Saved data entries:
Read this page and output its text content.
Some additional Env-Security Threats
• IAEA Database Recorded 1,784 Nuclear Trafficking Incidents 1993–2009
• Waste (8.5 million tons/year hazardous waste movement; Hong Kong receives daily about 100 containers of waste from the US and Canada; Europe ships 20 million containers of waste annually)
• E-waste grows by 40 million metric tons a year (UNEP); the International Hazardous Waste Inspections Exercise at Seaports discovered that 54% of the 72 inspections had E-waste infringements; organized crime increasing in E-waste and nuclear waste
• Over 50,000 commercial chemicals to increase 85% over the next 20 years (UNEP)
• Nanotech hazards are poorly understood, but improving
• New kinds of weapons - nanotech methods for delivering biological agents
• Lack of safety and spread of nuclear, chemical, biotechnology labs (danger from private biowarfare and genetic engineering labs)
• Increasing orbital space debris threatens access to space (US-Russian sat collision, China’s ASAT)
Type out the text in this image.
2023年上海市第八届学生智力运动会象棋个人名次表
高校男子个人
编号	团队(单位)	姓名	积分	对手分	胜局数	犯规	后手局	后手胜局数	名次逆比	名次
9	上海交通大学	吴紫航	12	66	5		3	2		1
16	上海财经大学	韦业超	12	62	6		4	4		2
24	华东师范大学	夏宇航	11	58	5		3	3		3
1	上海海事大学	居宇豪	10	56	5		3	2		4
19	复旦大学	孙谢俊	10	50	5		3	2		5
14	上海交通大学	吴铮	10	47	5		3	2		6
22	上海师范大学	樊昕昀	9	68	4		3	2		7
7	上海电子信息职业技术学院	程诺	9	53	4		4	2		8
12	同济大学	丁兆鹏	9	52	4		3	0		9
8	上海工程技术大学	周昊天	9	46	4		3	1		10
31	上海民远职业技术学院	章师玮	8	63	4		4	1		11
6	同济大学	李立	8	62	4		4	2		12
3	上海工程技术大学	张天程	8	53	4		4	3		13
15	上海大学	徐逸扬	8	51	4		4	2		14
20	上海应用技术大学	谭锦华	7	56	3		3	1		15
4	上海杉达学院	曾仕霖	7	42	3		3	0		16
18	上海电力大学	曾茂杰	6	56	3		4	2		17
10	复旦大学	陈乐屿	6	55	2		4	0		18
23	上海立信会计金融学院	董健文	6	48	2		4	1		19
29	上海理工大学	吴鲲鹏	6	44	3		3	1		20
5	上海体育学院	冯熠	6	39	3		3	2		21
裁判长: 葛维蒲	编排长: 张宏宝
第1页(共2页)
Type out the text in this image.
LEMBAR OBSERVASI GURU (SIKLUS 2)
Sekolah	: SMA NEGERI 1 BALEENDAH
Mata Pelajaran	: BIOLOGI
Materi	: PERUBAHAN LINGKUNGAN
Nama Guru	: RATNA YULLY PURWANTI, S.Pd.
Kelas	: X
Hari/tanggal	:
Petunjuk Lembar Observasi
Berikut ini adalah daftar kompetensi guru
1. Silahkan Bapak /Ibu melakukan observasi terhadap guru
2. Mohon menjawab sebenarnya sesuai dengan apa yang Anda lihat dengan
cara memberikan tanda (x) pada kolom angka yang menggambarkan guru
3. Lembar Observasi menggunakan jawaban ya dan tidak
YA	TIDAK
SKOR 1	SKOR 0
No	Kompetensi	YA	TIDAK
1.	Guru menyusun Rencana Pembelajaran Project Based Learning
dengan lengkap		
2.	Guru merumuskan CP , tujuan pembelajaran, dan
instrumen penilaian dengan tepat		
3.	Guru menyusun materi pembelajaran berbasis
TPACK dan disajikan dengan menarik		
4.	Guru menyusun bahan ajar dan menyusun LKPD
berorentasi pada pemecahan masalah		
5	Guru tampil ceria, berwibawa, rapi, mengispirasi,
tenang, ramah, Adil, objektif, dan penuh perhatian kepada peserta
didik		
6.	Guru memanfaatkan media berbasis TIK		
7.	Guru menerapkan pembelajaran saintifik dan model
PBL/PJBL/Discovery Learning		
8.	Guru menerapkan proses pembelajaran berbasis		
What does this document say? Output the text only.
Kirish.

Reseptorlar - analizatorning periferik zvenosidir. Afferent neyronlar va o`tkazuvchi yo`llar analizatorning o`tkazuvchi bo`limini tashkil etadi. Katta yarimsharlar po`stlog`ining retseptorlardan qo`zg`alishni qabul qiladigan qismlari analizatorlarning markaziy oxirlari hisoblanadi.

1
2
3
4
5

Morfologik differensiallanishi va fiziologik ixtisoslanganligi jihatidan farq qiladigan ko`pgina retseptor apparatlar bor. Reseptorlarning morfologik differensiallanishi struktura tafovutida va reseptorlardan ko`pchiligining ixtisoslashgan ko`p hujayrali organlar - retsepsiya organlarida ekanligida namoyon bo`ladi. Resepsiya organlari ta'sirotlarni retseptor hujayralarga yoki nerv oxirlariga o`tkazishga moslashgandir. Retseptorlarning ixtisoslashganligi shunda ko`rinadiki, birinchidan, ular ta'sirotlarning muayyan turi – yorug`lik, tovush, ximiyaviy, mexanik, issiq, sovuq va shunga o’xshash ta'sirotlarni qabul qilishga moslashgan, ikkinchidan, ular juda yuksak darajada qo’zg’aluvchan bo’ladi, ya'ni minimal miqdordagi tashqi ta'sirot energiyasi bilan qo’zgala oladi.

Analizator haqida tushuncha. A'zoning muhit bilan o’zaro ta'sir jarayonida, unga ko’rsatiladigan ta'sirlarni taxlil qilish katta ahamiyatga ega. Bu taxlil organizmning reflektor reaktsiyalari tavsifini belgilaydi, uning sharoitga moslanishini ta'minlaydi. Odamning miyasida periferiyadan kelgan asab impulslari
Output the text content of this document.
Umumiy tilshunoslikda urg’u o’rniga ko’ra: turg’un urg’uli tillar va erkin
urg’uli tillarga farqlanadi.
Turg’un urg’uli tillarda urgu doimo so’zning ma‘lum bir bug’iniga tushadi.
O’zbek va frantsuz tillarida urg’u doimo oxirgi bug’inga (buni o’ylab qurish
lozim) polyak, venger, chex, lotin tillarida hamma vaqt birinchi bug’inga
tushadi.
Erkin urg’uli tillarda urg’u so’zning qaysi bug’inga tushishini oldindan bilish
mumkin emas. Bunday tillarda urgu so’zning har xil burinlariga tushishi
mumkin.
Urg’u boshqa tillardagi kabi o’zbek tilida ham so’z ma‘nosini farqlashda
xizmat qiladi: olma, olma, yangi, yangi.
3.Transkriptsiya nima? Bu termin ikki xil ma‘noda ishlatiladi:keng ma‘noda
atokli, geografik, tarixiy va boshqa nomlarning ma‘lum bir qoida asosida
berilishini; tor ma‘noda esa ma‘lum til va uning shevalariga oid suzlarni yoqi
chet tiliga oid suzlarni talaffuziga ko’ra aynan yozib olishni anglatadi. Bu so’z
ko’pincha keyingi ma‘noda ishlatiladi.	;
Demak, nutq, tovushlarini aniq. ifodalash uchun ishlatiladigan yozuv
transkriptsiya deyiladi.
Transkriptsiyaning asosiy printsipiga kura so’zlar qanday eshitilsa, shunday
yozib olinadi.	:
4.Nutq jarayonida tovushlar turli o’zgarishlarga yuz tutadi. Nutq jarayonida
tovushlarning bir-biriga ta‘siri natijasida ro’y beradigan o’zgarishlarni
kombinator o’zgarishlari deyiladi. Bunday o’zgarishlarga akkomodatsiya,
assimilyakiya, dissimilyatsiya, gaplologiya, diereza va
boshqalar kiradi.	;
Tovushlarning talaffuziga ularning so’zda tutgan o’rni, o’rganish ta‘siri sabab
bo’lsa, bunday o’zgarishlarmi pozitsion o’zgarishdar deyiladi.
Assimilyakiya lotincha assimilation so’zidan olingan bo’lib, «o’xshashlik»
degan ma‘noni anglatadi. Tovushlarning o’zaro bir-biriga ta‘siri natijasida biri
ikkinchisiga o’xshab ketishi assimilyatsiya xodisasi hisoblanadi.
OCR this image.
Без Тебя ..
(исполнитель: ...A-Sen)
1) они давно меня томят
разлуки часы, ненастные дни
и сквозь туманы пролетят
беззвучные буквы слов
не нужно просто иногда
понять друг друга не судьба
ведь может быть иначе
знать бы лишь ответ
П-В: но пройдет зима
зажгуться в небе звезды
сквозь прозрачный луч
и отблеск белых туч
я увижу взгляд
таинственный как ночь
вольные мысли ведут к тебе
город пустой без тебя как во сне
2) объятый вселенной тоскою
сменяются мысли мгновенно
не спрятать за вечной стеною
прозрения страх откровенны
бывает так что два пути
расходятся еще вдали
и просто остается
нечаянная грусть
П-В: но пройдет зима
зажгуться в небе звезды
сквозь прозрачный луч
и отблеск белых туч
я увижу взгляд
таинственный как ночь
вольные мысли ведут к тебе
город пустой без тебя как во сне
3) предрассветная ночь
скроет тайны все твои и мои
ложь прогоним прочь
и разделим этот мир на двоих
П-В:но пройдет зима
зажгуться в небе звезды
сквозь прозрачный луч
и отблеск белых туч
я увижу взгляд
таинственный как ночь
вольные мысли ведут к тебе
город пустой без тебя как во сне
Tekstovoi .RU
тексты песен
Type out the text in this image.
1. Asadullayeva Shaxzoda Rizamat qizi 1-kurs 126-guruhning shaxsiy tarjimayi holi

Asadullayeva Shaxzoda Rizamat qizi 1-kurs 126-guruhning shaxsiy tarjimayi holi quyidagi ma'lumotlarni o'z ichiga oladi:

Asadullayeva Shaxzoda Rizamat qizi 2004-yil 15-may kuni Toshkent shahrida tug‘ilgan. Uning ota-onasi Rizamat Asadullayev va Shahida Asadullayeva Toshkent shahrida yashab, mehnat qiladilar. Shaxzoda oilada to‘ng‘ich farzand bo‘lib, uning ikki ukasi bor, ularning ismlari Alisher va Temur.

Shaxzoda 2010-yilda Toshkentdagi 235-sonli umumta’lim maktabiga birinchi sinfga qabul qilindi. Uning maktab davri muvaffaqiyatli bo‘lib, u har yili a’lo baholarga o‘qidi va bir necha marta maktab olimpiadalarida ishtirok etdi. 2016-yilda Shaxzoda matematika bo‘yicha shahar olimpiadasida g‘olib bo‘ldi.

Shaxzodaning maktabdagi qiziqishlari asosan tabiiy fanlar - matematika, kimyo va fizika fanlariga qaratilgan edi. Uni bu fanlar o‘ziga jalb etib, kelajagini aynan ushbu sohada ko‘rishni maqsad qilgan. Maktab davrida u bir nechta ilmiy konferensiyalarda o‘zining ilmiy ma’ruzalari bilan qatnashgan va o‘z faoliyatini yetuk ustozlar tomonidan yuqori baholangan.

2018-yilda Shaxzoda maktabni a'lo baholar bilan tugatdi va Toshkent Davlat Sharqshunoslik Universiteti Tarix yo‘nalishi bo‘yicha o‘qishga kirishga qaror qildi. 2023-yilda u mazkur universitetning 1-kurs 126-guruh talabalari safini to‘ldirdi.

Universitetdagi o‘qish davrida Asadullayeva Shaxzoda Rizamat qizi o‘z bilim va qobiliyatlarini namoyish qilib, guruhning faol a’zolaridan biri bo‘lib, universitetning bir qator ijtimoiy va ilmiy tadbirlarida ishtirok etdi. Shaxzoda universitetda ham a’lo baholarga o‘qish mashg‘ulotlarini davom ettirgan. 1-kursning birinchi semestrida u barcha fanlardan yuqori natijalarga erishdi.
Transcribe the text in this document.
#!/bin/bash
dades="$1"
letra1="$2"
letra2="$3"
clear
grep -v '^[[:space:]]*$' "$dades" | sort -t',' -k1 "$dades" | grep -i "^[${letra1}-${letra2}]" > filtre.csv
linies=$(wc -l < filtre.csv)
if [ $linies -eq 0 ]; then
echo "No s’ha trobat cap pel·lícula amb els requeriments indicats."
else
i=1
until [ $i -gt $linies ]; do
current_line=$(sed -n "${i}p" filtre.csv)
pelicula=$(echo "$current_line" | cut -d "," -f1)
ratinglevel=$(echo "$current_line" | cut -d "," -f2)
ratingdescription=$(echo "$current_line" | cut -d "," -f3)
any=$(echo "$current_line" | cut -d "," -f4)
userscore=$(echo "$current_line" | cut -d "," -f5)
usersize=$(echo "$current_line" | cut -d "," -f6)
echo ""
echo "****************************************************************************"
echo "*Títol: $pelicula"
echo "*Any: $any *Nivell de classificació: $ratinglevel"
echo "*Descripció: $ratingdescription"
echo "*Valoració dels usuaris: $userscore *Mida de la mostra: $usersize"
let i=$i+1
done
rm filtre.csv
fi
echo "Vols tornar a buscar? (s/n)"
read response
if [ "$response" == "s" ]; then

Exercise goal:
Pick out all lines containing the string "просто".

Final result:
не нужно просто иногда
и просто остается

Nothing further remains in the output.